## Exercise prompt
From the entries below, gather every line containing the string "this".

-- begin --

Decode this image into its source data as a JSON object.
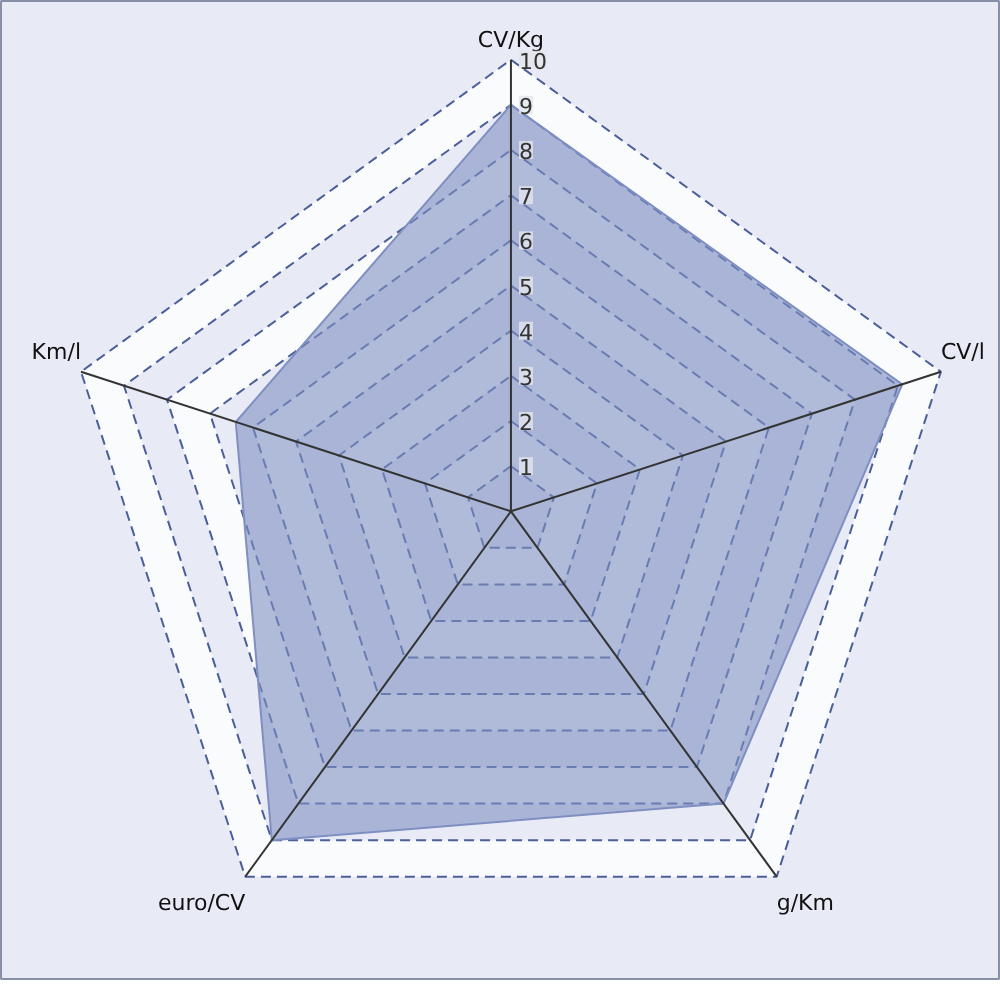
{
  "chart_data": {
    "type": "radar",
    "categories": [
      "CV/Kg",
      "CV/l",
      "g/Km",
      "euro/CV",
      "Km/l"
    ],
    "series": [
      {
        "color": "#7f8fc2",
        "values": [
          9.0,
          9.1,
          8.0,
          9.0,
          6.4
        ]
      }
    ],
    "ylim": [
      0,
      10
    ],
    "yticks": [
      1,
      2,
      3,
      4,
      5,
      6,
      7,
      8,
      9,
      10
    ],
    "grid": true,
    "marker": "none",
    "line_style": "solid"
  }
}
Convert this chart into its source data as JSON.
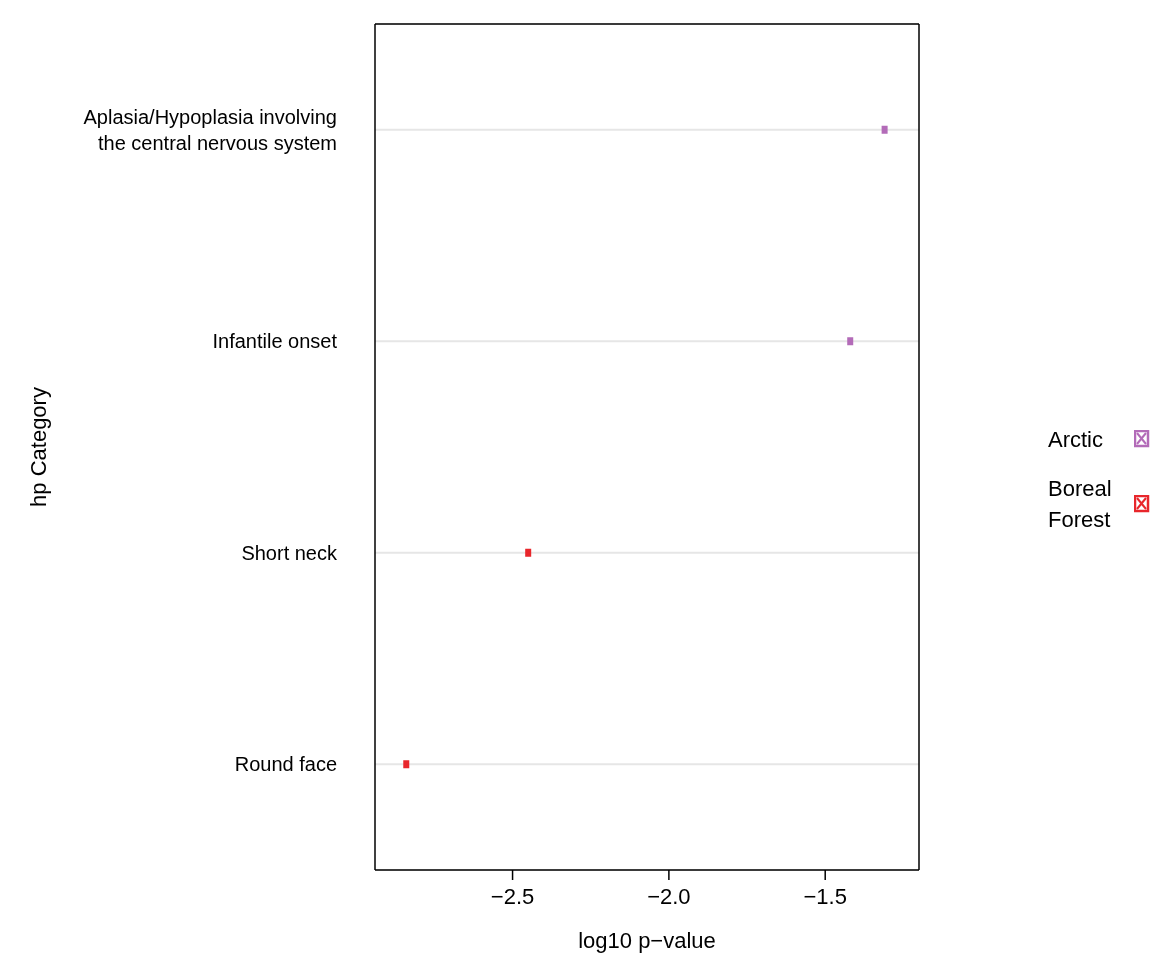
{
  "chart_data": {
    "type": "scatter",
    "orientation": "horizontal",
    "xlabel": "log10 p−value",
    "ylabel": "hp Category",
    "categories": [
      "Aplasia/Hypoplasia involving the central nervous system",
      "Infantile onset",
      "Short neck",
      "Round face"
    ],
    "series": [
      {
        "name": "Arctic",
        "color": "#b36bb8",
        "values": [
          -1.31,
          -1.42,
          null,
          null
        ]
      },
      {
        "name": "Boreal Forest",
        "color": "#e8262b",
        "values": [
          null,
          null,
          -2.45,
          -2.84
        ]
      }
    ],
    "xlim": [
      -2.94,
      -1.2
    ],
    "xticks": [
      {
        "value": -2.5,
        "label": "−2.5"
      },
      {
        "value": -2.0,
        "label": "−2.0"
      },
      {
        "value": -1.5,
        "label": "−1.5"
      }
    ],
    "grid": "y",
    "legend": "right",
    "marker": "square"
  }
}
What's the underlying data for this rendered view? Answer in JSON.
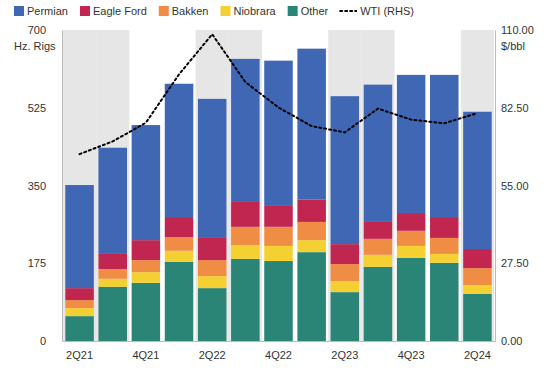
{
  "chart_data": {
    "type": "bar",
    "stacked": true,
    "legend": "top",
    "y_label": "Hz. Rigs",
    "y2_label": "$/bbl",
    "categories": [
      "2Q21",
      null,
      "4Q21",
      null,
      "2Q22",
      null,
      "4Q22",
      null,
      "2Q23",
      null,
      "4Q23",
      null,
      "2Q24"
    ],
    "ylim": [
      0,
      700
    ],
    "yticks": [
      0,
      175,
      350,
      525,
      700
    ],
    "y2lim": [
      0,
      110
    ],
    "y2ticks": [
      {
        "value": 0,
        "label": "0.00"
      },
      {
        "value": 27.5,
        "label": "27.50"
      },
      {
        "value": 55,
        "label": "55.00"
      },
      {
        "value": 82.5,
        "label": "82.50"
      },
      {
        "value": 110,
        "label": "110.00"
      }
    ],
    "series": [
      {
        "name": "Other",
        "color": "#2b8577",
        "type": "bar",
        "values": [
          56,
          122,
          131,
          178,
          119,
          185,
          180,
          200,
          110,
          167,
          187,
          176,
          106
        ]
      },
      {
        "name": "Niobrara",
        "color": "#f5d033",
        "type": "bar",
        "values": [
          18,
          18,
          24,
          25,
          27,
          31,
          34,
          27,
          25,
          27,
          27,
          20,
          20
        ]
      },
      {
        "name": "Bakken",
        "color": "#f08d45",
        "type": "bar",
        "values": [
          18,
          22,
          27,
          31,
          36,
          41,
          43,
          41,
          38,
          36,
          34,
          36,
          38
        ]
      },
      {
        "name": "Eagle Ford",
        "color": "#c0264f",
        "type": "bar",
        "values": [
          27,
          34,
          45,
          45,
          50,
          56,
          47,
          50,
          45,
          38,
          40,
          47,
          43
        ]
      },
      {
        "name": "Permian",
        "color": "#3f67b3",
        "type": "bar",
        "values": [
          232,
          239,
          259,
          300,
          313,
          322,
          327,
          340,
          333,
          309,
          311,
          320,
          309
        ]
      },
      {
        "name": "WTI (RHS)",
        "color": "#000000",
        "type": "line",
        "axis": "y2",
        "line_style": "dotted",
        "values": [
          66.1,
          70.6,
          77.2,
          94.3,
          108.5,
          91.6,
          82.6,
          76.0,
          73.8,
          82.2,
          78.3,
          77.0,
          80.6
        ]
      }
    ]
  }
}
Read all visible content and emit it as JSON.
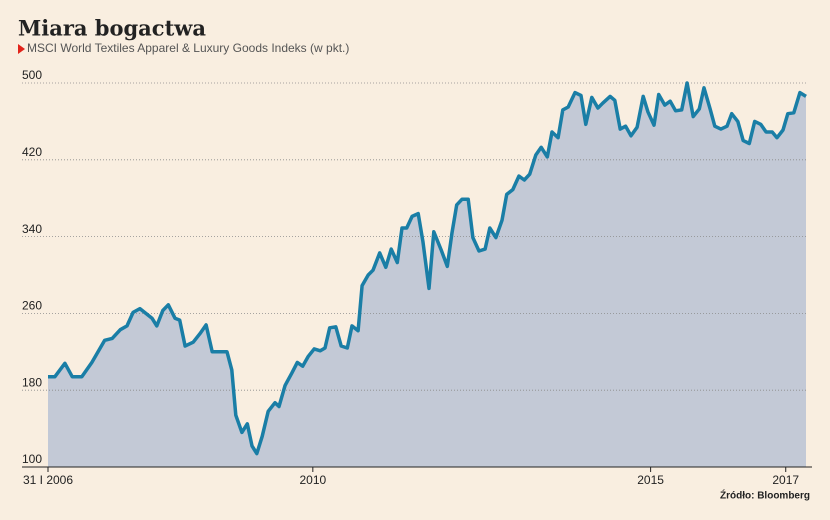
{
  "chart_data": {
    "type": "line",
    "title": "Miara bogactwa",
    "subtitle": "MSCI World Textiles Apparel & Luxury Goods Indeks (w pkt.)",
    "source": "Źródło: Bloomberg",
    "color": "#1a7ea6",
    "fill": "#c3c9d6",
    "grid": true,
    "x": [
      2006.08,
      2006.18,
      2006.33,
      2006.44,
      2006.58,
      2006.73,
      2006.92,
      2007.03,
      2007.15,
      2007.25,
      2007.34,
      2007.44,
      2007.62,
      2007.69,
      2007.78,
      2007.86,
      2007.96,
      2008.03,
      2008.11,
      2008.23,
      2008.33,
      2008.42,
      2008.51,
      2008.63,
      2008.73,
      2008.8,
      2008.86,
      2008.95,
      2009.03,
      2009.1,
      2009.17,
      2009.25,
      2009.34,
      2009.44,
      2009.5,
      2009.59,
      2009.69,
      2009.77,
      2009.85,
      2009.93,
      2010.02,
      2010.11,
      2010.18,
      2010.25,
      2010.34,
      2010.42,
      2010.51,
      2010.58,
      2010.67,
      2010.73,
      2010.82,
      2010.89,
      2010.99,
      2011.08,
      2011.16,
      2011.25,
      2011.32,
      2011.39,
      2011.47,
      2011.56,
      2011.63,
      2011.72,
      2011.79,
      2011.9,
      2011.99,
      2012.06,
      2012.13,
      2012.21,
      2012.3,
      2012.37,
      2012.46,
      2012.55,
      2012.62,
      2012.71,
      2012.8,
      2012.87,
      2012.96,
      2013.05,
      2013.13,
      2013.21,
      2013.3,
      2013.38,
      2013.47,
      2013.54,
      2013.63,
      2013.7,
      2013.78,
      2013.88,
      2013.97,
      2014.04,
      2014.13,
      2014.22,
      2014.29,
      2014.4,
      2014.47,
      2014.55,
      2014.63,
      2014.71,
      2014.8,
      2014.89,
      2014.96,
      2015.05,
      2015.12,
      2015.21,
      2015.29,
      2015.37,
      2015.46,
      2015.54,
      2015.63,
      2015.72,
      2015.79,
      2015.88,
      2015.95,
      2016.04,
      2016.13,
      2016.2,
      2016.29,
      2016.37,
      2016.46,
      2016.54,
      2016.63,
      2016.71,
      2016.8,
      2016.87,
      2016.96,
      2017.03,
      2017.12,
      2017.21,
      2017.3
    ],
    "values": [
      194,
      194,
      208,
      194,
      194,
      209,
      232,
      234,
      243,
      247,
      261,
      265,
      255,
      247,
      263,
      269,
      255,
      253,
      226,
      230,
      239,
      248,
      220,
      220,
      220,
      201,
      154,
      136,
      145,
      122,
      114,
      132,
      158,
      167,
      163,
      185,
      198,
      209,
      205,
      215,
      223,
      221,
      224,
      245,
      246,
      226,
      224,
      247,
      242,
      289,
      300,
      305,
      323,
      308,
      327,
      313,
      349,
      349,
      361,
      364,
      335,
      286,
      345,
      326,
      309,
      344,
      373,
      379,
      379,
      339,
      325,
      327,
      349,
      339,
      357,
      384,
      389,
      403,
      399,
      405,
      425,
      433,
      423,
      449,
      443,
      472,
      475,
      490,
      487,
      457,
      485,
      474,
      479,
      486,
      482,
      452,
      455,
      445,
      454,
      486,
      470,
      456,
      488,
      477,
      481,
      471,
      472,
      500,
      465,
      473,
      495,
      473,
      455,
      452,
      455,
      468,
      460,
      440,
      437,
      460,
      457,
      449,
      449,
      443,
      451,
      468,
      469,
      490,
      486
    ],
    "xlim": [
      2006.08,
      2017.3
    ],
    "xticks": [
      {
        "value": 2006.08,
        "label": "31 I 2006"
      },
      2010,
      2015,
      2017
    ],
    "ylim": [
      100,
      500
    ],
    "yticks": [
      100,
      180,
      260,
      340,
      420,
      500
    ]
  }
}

-- end --

## Final answer
Decode this image into its source data as a JSON object.
Convert this chart into its source data as JSON.
What's the underlying data for this rendered view? Answer in JSON.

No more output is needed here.